Material shown:
- Opening Delimiter -

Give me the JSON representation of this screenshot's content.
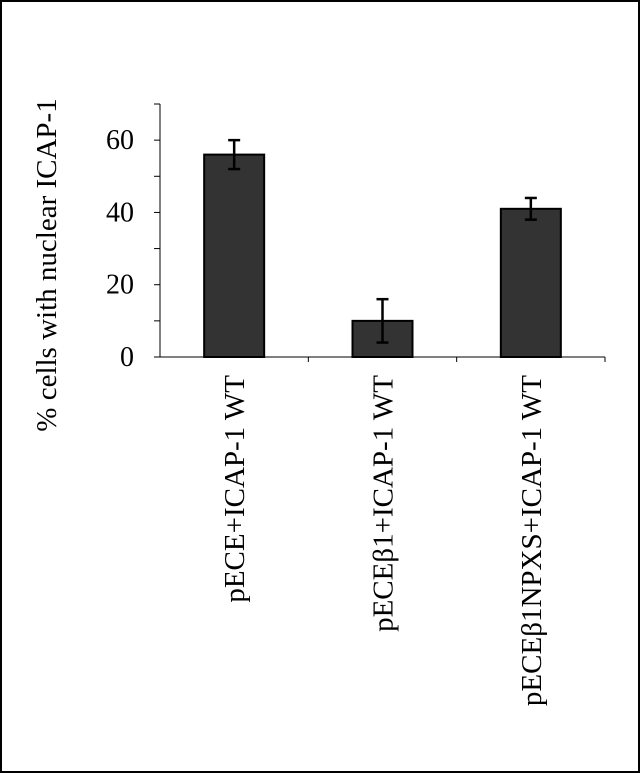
{
  "chart_data": {
    "type": "bar",
    "categories": [
      "pECE+ICAP-1 WT",
      "pECEβ1+ICAP-1 WT",
      "pECEβ1NPXS+ICAP-1 WT"
    ],
    "values": [
      56,
      10,
      41
    ],
    "errors": [
      4,
      6,
      3
    ],
    "ylabel": "% cells with nuclear ICAP-1",
    "xlabel": "",
    "ylim": [
      0,
      70
    ],
    "yticks": [
      0,
      20,
      40,
      60
    ],
    "yticks_minor": [
      10,
      30,
      50,
      70
    ],
    "bar_color": "#333333",
    "grid": false
  }
}
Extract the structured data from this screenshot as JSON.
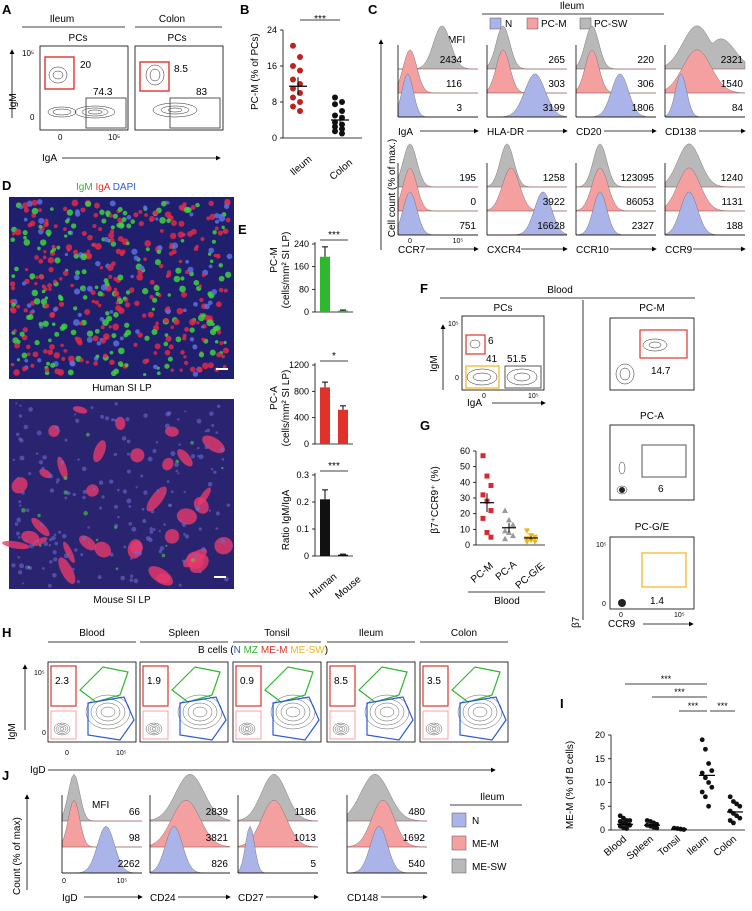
{
  "panels": {
    "A": "A",
    "B": "B",
    "C": "C",
    "D": "D",
    "E": "E",
    "F": "F",
    "G": "G",
    "H": "H",
    "I": "I",
    "J": "J"
  },
  "a": {
    "groups": [
      "Ileum",
      "Colon"
    ],
    "gate_title": "PCs",
    "ylab": "IgM",
    "xlab": "IgA",
    "ticks": [
      "10⁵",
      "0",
      "0",
      "10⁵"
    ],
    "ileum": {
      "igm": "20",
      "iga": "74.3"
    },
    "colon": {
      "igm": "8.5",
      "iga": "83"
    }
  },
  "b": {
    "ylabel": "PC-M (% of PCs)",
    "yticks": [
      "0",
      "8",
      "16",
      "24"
    ],
    "cats": [
      "Ileum",
      "Colon"
    ],
    "sig": "***"
  },
  "c": {
    "header": "Ileum",
    "legend": [
      "N",
      "PC-M",
      "PC-SW"
    ],
    "mfi": "MFI",
    "ylabel": "Cell count (% of max.)",
    "x0": "0",
    "x1": "10⁵",
    "row1": [
      {
        "m": "IgA",
        "v": [
          "2434",
          "116",
          "3"
        ]
      },
      {
        "m": "HLA-DR",
        "v": [
          "265",
          "303",
          "3199"
        ]
      },
      {
        "m": "CD20",
        "v": [
          "220",
          "306",
          "1806"
        ]
      },
      {
        "m": "CD138",
        "v": [
          "2321",
          "1540",
          "84"
        ]
      }
    ],
    "row2": [
      {
        "m": "CCR7",
        "v": [
          "195",
          "0",
          "751"
        ]
      },
      {
        "m": "CXCR4",
        "v": [
          "1258",
          "3922",
          "16628"
        ]
      },
      {
        "m": "CCR10",
        "v": [
          "123095",
          "86053",
          "2327"
        ]
      },
      {
        "m": "CCR9",
        "v": [
          "1240",
          "1131",
          "188"
        ]
      }
    ]
  },
  "d": {
    "legend": [
      "IgM",
      "IgA",
      "DAPI"
    ],
    "cap1": "Human SI LP",
    "cap2": "Mouse SI LP"
  },
  "e": {
    "y1": "PC-M",
    "u1": "(cells/mm² SI LP)",
    "t1": [
      "0",
      "80",
      "160",
      "240"
    ],
    "y2": "PC-A",
    "u2": "(cells/mm² SI LP)",
    "t2": [
      "0",
      "400",
      "800",
      "1200"
    ],
    "y3": "Ratio IgM/IgA",
    "t3": [
      "0",
      "0.1",
      "0.2",
      "0.3"
    ],
    "cats": [
      "Human",
      "Mouse"
    ],
    "sig": [
      "***",
      "*",
      "***"
    ]
  },
  "f": {
    "header": "Blood",
    "pcs": "PCs",
    "ylab": "IgM",
    "xlab": "IgA",
    "g1": "6",
    "g2": "41",
    "g3": "51.5",
    "pcm": "PC-M",
    "pcm_v": "14.7",
    "pca": "PC-A",
    "pca_v": "6",
    "pcge": "PC-G/E",
    "pcge_v": "1.4",
    "ylab2": "β7",
    "xlab2": "CCR9"
  },
  "g": {
    "ylabel": "β7⁺CCR9⁺ (%)",
    "yticks": [
      "0",
      "10",
      "20",
      "30",
      "40",
      "50",
      "60"
    ],
    "cats": [
      "PC-M",
      "PC-A",
      "PC-G/E"
    ],
    "group": "Blood"
  },
  "h": {
    "groups": [
      "Blood",
      "Spleen",
      "Tonsil",
      "Ileum",
      "Colon"
    ],
    "vals": [
      "2.3",
      "1.9",
      "0.9",
      "8.5",
      "3.5"
    ],
    "bcells": "B cells (",
    "paren": ")",
    "subsets": [
      "N",
      "MZ",
      "ME-M",
      "ME-SW"
    ],
    "ylab": "IgM",
    "xlab": "IgD"
  },
  "i": {
    "ylabel": "ME-M (% of B cells)",
    "yticks": [
      "0",
      "5",
      "10",
      "15",
      "20"
    ],
    "cats": [
      "Blood",
      "Spleen",
      "Tonsil",
      "Ileum",
      "Colon"
    ],
    "sig": [
      "***",
      "***",
      "***",
      "***"
    ]
  },
  "j": {
    "mfi": "MFI",
    "ylabel": "Count (% of max)",
    "markers": [
      {
        "m": "IgD",
        "v": [
          "66",
          "98",
          "2262"
        ]
      },
      {
        "m": "CD24",
        "v": [
          "2839",
          "3821",
          "826"
        ]
      },
      {
        "m": "CD27",
        "v": [
          "1186",
          "1013",
          "5"
        ]
      },
      {
        "m": "CD148",
        "v": [
          "480",
          "1692",
          "540"
        ]
      }
    ],
    "legend_title": "Ileum",
    "legend": [
      "N",
      "ME-M",
      "ME-SW"
    ]
  },
  "colors": {
    "N": "#aab4e8",
    "M": "#f4a0a0",
    "SW": "#b9b9b9",
    "red": "#e0322b",
    "green": "#2eb82e",
    "blue": "#2a5bd7",
    "orange": "#f2b515"
  }
}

- Closing Delimiter -

What the task asks: Pictures stay out; the data above is to be returned exactly.

Answer box:
Give me the JSON representation of this screenshot's content.
{
  "chart_data": {
    "type": "bar",
    "categories": [
      "pECE+ICAP-1 WT",
      "pECEβ1+ICAP-1 WT",
      "pECEβ1NPXS+ICAP-1 WT"
    ],
    "values": [
      56,
      10,
      41
    ],
    "errors": [
      4,
      6,
      3
    ],
    "ylabel": "% cells with nuclear ICAP-1",
    "xlabel": "",
    "ylim": [
      0,
      70
    ],
    "yticks": [
      0,
      20,
      40,
      60
    ],
    "yticks_minor": [
      10,
      30,
      50,
      70
    ],
    "bar_color": "#333333",
    "grid": false
  }
}
Extract the structured data from this screenshot as JSON.
{
  "panels": {
    "A": "A",
    "B": "B",
    "C": "C",
    "D": "D",
    "E": "E",
    "F": "F",
    "G": "G",
    "H": "H",
    "I": "I",
    "J": "J"
  },
  "a": {
    "groups": [
      "Ileum",
      "Colon"
    ],
    "gate_title": "PCs",
    "ylab": "IgM",
    "xlab": "IgA",
    "ticks": [
      "10⁵",
      "0",
      "0",
      "10⁵"
    ],
    "ileum": {
      "igm": "20",
      "iga": "74.3"
    },
    "colon": {
      "igm": "8.5",
      "iga": "83"
    }
  },
  "b": {
    "ylabel": "PC-M (% of PCs)",
    "yticks": [
      "0",
      "8",
      "16",
      "24"
    ],
    "cats": [
      "Ileum",
      "Colon"
    ],
    "sig": "***"
  },
  "c": {
    "header": "Ileum",
    "legend": [
      "N",
      "PC-M",
      "PC-SW"
    ],
    "mfi": "MFI",
    "ylabel": "Cell count (% of max.)",
    "x0": "0",
    "x1": "10⁵",
    "row1": [
      {
        "m": "IgA",
        "v": [
          "2434",
          "116",
          "3"
        ]
      },
      {
        "m": "HLA-DR",
        "v": [
          "265",
          "303",
          "3199"
        ]
      },
      {
        "m": "CD20",
        "v": [
          "220",
          "306",
          "1806"
        ]
      },
      {
        "m": "CD138",
        "v": [
          "2321",
          "1540",
          "84"
        ]
      }
    ],
    "row2": [
      {
        "m": "CCR7",
        "v": [
          "195",
          "0",
          "751"
        ]
      },
      {
        "m": "CXCR4",
        "v": [
          "1258",
          "3922",
          "16628"
        ]
      },
      {
        "m": "CCR10",
        "v": [
          "123095",
          "86053",
          "2327"
        ]
      },
      {
        "m": "CCR9",
        "v": [
          "1240",
          "1131",
          "188"
        ]
      }
    ]
  },
  "d": {
    "legend": [
      "IgM",
      "IgA",
      "DAPI"
    ],
    "cap1": "Human SI LP",
    "cap2": "Mouse SI LP"
  },
  "e": {
    "y1": "PC-M",
    "u1": "(cells/mm² SI LP)",
    "t1": [
      "0",
      "80",
      "160",
      "240"
    ],
    "y2": "PC-A",
    "u2": "(cells/mm² SI LP)",
    "t2": [
      "0",
      "400",
      "800",
      "1200"
    ],
    "y3": "Ratio IgM/IgA",
    "t3": [
      "0",
      "0.1",
      "0.2",
      "0.3"
    ],
    "cats": [
      "Human",
      "Mouse"
    ],
    "sig": [
      "***",
      "*",
      "***"
    ]
  },
  "f": {
    "header": "Blood",
    "pcs": "PCs",
    "ylab": "IgM",
    "xlab": "IgA",
    "g1": "6",
    "g2": "41",
    "g3": "51.5",
    "pcm": "PC-M",
    "pcm_v": "14.7",
    "pca": "PC-A",
    "pca_v": "6",
    "pcge": "PC-G/E",
    "pcge_v": "1.4",
    "ylab2": "β7",
    "xlab2": "CCR9"
  },
  "g": {
    "ylabel": "β7⁺CCR9⁺ (%)",
    "yticks": [
      "0",
      "10",
      "20",
      "30",
      "40",
      "50",
      "60"
    ],
    "cats": [
      "PC-M",
      "PC-A",
      "PC-G/E"
    ],
    "group": "Blood"
  },
  "h": {
    "groups": [
      "Blood",
      "Spleen",
      "Tonsil",
      "Ileum",
      "Colon"
    ],
    "vals": [
      "2.3",
      "1.9",
      "0.9",
      "8.5",
      "3.5"
    ],
    "bcells": "B cells (",
    "paren": ")",
    "subsets": [
      "N",
      "MZ",
      "ME-M",
      "ME-SW"
    ],
    "ylab": "IgM",
    "xlab": "IgD"
  },
  "i": {
    "ylabel": "ME-M (% of B cells)",
    "yticks": [
      "0",
      "5",
      "10",
      "15",
      "20"
    ],
    "cats": [
      "Blood",
      "Spleen",
      "Tonsil",
      "Ileum",
      "Colon"
    ],
    "sig": [
      "***",
      "***",
      "***",
      "***"
    ]
  },
  "j": {
    "mfi": "MFI",
    "ylabel": "Count (% of max)",
    "markers": [
      {
        "m": "IgD",
        "v": [
          "66",
          "98",
          "2262"
        ]
      },
      {
        "m": "CD24",
        "v": [
          "2839",
          "3821",
          "826"
        ]
      },
      {
        "m": "CD27",
        "v": [
          "1186",
          "1013",
          "5"
        ]
      },
      {
        "m": "CD148",
        "v": [
          "480",
          "1692",
          "540"
        ]
      }
    ],
    "legend_title": "Ileum",
    "legend": [
      "N",
      "ME-M",
      "ME-SW"
    ]
  },
  "colors": {
    "N": "#aab4e8",
    "M": "#f4a0a0",
    "SW": "#b9b9b9",
    "red": "#e0322b",
    "green": "#2eb82e",
    "blue": "#2a5bd7",
    "orange": "#f2b515"
  }
}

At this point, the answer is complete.